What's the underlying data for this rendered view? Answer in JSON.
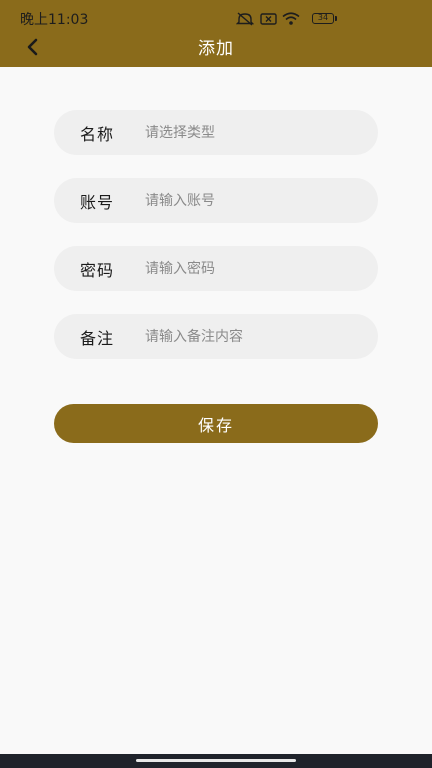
{
  "status_bar": {
    "time": "晚上11:03",
    "battery": "34",
    "icons": [
      "mute-icon",
      "sim-none-icon",
      "wifi-icon",
      "battery-icon"
    ]
  },
  "nav": {
    "title": "添加",
    "back_icon": "chevron-left-icon"
  },
  "form": {
    "fields": [
      {
        "label": "名称",
        "placeholder": "请选择类型",
        "value": ""
      },
      {
        "label": "账号",
        "placeholder": "请输入账号",
        "value": ""
      },
      {
        "label": "密码",
        "placeholder": "请输入密码",
        "value": ""
      },
      {
        "label": "备注",
        "placeholder": "请输入备注内容",
        "value": ""
      }
    ],
    "save_label": "保存"
  },
  "colors": {
    "brand": "#8a6b1b",
    "field_bg": "#efefef",
    "page_bg": "#f9f9f9"
  }
}
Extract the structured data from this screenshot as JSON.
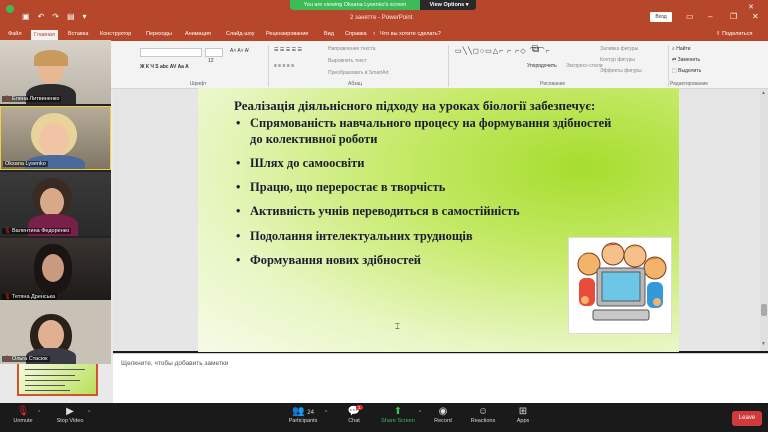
{
  "zoom": {
    "banner_text": "You are viewing Oksana Lysenko's screen",
    "view_options": "View Options ▾",
    "toolbar": {
      "unmute": "Unmute",
      "stop_video": "Stop Video",
      "participants": "Participants",
      "participants_count": "24",
      "chat": "Chat",
      "chat_badge": "1",
      "share_screen": "Share Screen",
      "record": "Record",
      "reactions": "Reactions",
      "apps": "Apps",
      "leave": "Leave"
    },
    "participants": [
      {
        "name": "Елена Литвиненко"
      },
      {
        "name": "Oksana Lysenko"
      },
      {
        "name": "Валентина Федоренко"
      },
      {
        "name": "Тетяна Дренська"
      },
      {
        "name": "Ольга Стасюк"
      }
    ],
    "accent_green": "#3dbb58",
    "leave_red": "#d13a3a"
  },
  "powerpoint": {
    "document_title": "2 занятте - PowerPoint",
    "signin_label": "Вход",
    "share_label": "Поделиться",
    "tabs": [
      "Файл",
      "Главная",
      "Вставка",
      "Конструктор",
      "Переходы",
      "Анимация",
      "Слайд-шоу",
      "Рецензирование",
      "Вид",
      "Справка",
      "Что вы хотите сделать?"
    ],
    "ribbon": {
      "groups": [
        "Шрифт",
        "Абзац",
        "Рисование",
        "Редактирование"
      ],
      "font_size": "12",
      "paragraph_items": [
        "Направление текста",
        "Выровнять текст",
        "Преобразовать в SmartArt"
      ],
      "drawing_items": [
        "Упорядочить",
        "Экспресс-стили",
        "Заливка фигуры",
        "Контур фигуры",
        "Эффекты фигуры"
      ],
      "editing_items": [
        "Найти",
        "Заменить",
        "Выделить"
      ]
    },
    "notes_placeholder": "Щелкните, чтобы добавить заметки",
    "brand_color": "#b7472a"
  },
  "slide": {
    "title": "Реалізація діяльнісного підходу на уроках біології забезпечує:",
    "bullets": [
      "Спрямованість навчального процесу на формування здібностей",
      "до колективної роботи",
      "Шлях до самоосвіти",
      "Працю, що переростає в творчість",
      "Активність  учнів переводиться  в самостійність",
      "Подолання інтелектуальних  труднощів",
      "Формування нових здібностей"
    ],
    "bullet_marker": "•"
  }
}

▸ YOUR INSTRUCTIONS
All the records above need to be given again word for word. Skip the pictures.

▸ SOLUTION FOR THIS TASK
What's the underlying data for this rendered view? Answer in JSON.
{
  "status_bar": {
    "time": "晚上11:03",
    "battery": "34",
    "icons": [
      "mute-icon",
      "sim-none-icon",
      "wifi-icon",
      "battery-icon"
    ]
  },
  "nav": {
    "title": "添加",
    "back_icon": "chevron-left-icon"
  },
  "form": {
    "fields": [
      {
        "label": "名称",
        "placeholder": "请选择类型",
        "value": ""
      },
      {
        "label": "账号",
        "placeholder": "请输入账号",
        "value": ""
      },
      {
        "label": "密码",
        "placeholder": "请输入密码",
        "value": ""
      },
      {
        "label": "备注",
        "placeholder": "请输入备注内容",
        "value": ""
      }
    ],
    "save_label": "保存"
  },
  "colors": {
    "brand": "#8a6b1b",
    "field_bg": "#efefef",
    "page_bg": "#f9f9f9"
  }
}
Extract the structured data from this screenshot as JSON.
{
  "zoom": {
    "banner_text": "You are viewing Oksana Lysenko's screen",
    "view_options": "View Options ▾",
    "toolbar": {
      "unmute": "Unmute",
      "stop_video": "Stop Video",
      "participants": "Participants",
      "participants_count": "24",
      "chat": "Chat",
      "chat_badge": "1",
      "share_screen": "Share Screen",
      "record": "Record",
      "reactions": "Reactions",
      "apps": "Apps",
      "leave": "Leave"
    },
    "participants": [
      {
        "name": "Елена Литвиненко"
      },
      {
        "name": "Oksana Lysenko"
      },
      {
        "name": "Валентина Федоренко"
      },
      {
        "name": "Тетяна Дренська"
      },
      {
        "name": "Ольга Стасюк"
      }
    ],
    "accent_green": "#3dbb58",
    "leave_red": "#d13a3a"
  },
  "powerpoint": {
    "document_title": "2 занятте - PowerPoint",
    "signin_label": "Вход",
    "share_label": "Поделиться",
    "tabs": [
      "Файл",
      "Главная",
      "Вставка",
      "Конструктор",
      "Переходы",
      "Анимация",
      "Слайд-шоу",
      "Рецензирование",
      "Вид",
      "Справка",
      "Что вы хотите сделать?"
    ],
    "ribbon": {
      "groups": [
        "Шрифт",
        "Абзац",
        "Рисование",
        "Редактирование"
      ],
      "font_size": "12",
      "paragraph_items": [
        "Направление текста",
        "Выровнять текст",
        "Преобразовать в SmartArt"
      ],
      "drawing_items": [
        "Упорядочить",
        "Экспресс-стили",
        "Заливка фигуры",
        "Контур фигуры",
        "Эффекты фигуры"
      ],
      "editing_items": [
        "Найти",
        "Заменить",
        "Выделить"
      ]
    },
    "notes_placeholder": "Щелкните, чтобы добавить заметки",
    "brand_color": "#b7472a"
  },
  "slide": {
    "title": "Реалізація діяльнісного підходу на уроках біології забезпечує:",
    "bullets": [
      "Спрямованість навчального процесу на формування здібностей",
      "до колективної роботи",
      "Шлях до самоосвіти",
      "Працю, що переростає в творчість",
      "Активність  учнів переводиться  в самостійність",
      "Подолання інтелектуальних  труднощів",
      "Формування нових здібностей"
    ],
    "bullet_marker": "•"
  }
}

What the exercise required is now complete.